**Challenge:** Gather each line in the entries that includes the string "this".

**Extracted data:**
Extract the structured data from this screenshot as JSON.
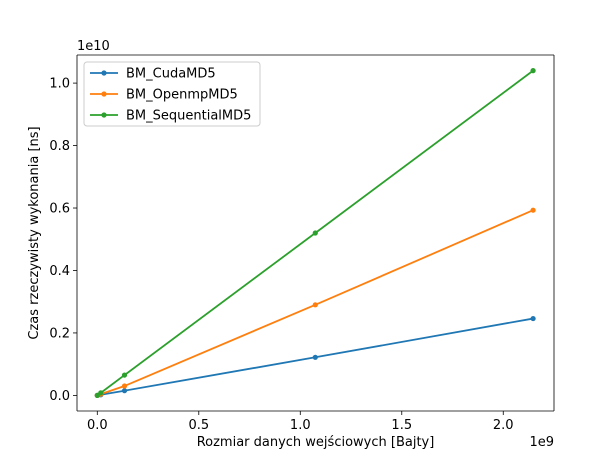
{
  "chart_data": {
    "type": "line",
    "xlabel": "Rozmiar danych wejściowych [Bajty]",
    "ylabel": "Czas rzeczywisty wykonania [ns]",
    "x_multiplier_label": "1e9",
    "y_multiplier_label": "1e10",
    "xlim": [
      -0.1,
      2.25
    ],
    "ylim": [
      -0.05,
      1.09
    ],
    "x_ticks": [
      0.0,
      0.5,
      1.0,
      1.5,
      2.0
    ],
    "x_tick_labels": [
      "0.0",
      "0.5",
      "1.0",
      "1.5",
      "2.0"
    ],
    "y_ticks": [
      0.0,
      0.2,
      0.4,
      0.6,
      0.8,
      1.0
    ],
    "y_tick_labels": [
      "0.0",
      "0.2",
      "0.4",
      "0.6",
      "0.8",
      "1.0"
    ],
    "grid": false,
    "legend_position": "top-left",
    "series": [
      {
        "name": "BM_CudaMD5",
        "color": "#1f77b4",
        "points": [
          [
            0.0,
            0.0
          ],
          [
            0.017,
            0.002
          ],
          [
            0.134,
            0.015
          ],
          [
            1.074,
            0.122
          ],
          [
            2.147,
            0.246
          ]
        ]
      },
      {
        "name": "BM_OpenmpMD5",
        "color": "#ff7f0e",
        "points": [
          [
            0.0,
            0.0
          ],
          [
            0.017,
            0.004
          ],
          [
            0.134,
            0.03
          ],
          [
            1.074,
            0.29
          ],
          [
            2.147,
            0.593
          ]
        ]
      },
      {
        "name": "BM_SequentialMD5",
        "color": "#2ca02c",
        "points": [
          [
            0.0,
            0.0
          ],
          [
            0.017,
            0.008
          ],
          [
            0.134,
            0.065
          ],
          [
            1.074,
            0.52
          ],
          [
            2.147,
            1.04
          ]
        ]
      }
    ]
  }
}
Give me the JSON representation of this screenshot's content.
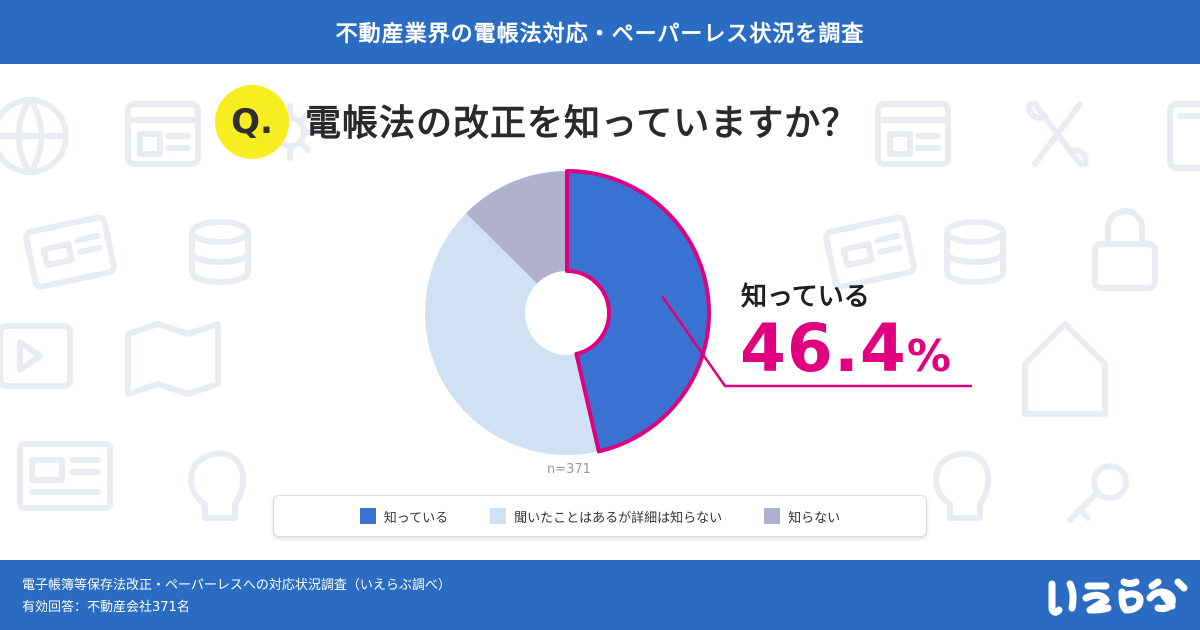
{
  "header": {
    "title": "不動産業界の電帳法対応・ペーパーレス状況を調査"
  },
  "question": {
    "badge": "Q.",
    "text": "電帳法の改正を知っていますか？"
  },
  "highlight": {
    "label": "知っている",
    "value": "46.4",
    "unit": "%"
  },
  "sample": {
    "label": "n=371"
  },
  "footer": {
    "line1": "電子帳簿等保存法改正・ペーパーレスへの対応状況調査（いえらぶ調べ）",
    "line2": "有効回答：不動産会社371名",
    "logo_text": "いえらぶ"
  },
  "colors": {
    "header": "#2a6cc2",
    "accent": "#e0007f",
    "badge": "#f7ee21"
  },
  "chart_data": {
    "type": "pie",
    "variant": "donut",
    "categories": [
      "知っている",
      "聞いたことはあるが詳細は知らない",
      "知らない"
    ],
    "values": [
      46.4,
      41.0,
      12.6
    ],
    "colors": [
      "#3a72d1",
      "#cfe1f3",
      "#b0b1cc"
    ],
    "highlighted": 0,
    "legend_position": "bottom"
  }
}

**Exercise output:**
Extract the structured data from this screenshot as JSON.
Give me the JSON representation of this screenshot's content.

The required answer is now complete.